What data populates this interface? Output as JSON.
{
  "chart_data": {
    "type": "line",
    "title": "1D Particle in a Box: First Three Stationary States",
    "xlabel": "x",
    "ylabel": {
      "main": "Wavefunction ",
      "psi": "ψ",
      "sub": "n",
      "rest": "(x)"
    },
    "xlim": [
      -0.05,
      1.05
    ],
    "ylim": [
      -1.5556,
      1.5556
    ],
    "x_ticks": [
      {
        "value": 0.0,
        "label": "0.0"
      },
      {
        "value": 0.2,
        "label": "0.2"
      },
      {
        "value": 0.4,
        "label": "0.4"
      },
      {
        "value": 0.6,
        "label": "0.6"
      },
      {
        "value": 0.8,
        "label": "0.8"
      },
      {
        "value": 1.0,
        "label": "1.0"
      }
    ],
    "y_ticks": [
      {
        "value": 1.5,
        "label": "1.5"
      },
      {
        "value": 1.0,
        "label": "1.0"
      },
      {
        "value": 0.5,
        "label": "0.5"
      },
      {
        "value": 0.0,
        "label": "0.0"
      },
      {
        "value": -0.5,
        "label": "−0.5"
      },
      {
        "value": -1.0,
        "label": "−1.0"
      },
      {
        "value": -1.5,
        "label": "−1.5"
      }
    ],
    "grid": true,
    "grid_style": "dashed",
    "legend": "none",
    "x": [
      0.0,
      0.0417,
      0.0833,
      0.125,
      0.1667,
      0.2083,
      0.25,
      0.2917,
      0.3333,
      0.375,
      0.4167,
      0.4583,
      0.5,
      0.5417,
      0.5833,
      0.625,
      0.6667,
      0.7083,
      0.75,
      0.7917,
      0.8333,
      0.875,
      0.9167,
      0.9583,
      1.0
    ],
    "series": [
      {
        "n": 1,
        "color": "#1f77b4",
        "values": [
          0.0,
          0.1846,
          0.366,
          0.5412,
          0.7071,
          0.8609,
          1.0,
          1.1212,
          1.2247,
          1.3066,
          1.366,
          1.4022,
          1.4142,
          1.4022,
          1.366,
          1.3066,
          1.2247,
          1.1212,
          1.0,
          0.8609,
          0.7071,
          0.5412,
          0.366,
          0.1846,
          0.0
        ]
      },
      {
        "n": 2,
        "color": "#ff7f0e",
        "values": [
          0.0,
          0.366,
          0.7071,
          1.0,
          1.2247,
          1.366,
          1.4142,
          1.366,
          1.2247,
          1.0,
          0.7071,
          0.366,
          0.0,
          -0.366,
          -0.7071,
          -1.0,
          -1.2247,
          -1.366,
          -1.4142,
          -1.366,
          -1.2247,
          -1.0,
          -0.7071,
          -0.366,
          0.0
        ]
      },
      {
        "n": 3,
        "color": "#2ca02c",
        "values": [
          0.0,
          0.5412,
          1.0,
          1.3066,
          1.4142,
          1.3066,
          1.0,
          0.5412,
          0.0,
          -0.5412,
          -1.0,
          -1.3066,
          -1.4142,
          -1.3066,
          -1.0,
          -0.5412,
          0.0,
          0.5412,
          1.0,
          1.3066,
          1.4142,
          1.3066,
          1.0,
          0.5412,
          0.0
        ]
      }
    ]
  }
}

☆ ☆ ☆

What you should do:
Of the lines in the records, how many contain the word "color"? Answer with the number and nothing else.

Solution:
3